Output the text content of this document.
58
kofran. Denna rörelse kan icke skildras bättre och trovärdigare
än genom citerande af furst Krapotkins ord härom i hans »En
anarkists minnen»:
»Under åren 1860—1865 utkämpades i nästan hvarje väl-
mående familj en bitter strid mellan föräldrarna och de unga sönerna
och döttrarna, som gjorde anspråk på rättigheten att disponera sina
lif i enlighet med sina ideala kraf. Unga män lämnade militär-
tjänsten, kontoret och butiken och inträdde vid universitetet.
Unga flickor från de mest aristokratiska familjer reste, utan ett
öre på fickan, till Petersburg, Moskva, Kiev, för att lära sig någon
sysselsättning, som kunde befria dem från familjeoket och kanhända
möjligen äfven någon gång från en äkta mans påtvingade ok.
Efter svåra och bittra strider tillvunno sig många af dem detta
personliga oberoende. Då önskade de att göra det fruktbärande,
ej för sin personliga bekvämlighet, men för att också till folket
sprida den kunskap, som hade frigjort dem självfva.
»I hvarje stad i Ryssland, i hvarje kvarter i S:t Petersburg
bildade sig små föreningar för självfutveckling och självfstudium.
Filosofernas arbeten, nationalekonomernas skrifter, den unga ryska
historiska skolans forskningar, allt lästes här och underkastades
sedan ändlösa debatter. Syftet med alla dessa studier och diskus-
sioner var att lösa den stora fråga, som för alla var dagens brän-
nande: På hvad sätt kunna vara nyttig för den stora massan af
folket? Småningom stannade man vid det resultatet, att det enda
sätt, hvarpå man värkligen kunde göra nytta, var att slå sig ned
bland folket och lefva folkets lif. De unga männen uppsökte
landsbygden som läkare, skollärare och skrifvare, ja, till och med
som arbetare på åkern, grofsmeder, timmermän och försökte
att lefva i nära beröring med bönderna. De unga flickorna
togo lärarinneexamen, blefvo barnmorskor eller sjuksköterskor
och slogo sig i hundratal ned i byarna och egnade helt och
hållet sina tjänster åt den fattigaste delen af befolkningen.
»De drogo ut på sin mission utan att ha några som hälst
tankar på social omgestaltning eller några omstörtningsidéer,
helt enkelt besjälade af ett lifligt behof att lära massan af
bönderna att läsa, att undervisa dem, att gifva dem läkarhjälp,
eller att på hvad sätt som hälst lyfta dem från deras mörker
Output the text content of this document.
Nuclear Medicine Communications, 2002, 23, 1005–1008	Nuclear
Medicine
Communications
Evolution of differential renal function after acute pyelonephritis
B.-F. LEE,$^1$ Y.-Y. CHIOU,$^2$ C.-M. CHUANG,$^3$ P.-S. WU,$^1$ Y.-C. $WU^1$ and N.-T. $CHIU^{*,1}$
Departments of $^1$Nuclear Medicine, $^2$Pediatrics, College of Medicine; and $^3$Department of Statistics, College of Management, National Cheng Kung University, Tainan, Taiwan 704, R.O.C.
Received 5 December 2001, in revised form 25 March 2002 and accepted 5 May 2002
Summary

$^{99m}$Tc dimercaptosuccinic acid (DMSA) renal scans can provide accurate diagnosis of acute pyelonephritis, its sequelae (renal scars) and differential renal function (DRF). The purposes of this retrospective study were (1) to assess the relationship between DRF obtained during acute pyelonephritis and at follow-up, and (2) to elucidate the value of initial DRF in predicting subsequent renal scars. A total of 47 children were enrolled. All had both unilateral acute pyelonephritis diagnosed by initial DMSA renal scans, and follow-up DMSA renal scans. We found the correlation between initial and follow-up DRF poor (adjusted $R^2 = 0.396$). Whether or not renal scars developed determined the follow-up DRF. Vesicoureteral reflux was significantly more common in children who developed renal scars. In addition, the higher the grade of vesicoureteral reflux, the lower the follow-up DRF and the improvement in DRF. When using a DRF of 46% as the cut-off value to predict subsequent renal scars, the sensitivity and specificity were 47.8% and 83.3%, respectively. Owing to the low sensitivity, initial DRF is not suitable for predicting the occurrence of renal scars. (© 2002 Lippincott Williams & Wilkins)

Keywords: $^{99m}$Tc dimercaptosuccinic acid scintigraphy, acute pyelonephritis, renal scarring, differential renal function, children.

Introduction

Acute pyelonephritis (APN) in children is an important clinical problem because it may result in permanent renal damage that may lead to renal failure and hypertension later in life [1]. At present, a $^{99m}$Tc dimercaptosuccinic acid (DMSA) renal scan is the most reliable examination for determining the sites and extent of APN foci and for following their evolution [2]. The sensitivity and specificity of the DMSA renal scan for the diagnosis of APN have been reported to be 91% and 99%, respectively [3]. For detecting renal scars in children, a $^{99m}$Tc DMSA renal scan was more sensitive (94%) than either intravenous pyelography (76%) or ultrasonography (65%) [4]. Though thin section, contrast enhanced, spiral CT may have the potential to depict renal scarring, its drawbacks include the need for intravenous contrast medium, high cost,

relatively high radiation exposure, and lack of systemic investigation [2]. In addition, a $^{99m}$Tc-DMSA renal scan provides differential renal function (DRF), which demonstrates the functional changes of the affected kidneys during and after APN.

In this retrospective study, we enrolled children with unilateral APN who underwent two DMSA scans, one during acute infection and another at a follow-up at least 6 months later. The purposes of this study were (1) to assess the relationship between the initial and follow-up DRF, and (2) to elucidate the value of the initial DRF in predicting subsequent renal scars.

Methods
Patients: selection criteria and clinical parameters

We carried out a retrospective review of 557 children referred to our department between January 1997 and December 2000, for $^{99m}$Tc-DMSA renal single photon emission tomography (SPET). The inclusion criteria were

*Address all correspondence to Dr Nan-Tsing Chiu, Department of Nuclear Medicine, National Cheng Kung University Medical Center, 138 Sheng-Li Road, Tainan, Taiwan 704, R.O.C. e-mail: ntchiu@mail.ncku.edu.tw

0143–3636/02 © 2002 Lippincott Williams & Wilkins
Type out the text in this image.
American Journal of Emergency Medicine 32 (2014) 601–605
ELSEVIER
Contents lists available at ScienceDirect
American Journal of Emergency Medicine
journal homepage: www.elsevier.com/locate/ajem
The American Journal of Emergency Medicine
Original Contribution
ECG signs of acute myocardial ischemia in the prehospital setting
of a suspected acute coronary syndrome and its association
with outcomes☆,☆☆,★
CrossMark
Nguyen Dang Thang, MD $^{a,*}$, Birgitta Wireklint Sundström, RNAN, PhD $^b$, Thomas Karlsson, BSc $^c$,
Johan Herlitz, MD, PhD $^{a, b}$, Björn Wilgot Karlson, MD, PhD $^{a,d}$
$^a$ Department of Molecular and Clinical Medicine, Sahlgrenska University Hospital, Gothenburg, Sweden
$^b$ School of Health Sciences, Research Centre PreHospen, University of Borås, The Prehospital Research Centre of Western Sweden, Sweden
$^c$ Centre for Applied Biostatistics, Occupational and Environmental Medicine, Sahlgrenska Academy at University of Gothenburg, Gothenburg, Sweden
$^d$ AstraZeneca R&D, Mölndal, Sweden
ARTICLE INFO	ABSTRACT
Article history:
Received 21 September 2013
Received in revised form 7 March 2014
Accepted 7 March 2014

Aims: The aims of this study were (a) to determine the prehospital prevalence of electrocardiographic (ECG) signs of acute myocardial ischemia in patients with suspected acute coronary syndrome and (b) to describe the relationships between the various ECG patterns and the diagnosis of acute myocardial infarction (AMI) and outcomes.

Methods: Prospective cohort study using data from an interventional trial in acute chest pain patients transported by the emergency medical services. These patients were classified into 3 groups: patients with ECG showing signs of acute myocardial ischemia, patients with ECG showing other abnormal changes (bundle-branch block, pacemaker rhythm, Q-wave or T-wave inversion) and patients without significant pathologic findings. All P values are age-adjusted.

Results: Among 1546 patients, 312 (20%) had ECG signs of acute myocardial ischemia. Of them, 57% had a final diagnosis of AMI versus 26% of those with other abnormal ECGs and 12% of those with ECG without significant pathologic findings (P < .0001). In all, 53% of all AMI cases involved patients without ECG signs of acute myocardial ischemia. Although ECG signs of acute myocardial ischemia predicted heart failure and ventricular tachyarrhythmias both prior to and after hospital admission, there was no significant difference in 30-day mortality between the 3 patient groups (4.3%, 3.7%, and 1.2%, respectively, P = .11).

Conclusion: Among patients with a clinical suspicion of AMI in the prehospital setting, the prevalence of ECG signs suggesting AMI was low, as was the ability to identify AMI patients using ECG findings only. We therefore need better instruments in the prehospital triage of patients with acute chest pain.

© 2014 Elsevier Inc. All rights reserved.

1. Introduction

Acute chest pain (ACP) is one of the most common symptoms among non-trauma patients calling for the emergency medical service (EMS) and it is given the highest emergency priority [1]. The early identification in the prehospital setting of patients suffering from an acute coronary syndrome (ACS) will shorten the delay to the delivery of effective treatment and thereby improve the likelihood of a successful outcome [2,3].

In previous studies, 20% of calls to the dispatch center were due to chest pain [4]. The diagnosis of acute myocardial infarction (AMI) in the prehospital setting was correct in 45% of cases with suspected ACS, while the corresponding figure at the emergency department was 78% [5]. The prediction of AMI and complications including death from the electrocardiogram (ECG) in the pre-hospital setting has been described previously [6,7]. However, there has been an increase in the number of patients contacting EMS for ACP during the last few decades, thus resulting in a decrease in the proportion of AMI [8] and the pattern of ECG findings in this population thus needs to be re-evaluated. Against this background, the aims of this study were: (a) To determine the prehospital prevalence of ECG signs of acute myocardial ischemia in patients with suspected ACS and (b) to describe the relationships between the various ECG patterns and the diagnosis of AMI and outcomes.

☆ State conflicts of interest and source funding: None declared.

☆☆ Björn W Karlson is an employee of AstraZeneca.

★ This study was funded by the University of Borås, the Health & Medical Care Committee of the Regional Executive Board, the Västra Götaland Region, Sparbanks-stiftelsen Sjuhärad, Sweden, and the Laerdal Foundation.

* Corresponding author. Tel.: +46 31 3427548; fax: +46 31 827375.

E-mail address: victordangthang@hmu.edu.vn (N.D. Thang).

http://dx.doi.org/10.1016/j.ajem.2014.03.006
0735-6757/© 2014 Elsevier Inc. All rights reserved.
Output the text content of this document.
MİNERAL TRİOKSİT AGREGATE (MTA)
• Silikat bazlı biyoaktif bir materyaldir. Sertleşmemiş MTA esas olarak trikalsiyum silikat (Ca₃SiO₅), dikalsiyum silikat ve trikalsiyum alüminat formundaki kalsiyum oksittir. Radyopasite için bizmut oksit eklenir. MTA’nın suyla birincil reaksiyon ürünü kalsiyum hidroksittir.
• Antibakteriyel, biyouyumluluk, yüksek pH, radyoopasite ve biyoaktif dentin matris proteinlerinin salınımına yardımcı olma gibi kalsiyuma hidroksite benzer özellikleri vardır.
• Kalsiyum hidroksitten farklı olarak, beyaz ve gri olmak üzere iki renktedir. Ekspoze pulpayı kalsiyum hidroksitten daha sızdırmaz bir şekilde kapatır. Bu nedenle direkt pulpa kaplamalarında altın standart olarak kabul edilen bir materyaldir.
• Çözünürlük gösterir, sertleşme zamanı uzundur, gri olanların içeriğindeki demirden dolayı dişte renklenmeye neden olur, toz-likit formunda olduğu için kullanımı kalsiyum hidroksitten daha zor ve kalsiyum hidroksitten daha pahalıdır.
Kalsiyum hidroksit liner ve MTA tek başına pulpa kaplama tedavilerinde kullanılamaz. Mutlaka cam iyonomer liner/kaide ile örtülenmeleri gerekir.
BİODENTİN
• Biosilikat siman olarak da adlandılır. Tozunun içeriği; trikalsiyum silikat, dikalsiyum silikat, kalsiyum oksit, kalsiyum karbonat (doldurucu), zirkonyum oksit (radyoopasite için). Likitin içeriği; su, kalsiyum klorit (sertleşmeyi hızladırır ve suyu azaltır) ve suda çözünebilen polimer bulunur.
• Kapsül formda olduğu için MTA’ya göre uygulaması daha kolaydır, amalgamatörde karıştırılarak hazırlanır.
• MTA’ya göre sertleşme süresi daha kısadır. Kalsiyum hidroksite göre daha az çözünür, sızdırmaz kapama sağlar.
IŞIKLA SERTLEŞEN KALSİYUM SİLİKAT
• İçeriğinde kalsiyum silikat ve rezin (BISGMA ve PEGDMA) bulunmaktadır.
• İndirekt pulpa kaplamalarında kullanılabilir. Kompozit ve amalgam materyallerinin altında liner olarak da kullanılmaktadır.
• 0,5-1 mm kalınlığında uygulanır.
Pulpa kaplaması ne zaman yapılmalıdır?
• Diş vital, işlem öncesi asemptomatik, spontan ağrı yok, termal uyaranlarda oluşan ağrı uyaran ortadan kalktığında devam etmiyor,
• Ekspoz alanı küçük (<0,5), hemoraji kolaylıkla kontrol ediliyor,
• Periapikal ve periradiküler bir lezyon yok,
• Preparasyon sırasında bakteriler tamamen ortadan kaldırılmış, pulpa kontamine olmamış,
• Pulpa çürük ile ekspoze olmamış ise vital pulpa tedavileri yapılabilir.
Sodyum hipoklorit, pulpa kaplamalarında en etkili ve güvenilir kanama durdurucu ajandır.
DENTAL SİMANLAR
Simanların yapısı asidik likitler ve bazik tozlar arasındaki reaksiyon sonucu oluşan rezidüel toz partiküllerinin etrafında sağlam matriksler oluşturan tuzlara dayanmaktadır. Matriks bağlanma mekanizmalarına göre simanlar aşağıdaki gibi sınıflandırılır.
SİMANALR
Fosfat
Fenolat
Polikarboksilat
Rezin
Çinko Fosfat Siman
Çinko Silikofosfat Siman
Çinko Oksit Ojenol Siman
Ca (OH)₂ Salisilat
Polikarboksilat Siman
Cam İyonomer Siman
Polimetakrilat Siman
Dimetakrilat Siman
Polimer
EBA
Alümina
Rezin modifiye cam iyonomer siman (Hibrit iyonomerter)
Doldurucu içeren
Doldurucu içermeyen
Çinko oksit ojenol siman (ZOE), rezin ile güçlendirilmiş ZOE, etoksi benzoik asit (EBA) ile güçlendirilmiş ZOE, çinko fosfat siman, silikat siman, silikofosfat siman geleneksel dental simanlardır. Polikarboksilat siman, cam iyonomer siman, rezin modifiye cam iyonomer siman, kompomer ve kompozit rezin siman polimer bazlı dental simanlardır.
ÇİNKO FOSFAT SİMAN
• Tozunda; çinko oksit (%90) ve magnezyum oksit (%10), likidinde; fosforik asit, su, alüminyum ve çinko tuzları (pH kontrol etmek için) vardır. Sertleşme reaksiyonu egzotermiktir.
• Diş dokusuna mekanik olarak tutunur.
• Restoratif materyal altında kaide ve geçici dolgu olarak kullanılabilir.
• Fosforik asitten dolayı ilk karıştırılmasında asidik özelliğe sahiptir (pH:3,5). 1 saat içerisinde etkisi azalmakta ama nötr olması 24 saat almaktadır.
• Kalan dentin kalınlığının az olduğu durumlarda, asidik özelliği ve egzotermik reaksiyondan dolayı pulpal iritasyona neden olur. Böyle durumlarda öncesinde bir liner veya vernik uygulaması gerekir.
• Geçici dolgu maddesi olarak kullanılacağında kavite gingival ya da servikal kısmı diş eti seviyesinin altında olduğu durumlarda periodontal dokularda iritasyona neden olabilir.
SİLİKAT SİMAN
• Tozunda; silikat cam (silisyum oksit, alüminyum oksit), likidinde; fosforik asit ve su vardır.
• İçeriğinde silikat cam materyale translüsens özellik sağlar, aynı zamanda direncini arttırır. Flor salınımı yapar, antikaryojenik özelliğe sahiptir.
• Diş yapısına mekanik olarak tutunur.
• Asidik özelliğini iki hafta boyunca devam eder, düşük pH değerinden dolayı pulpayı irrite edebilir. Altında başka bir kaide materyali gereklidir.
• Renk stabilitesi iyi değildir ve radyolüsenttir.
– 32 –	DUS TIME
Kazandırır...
○ ○ ○ ○ ○ ○ ○
**Your instructions**
Please determine how many lines in the entries contain the word "Kung" and answer with the number alone.

**Solution for this exercise**
2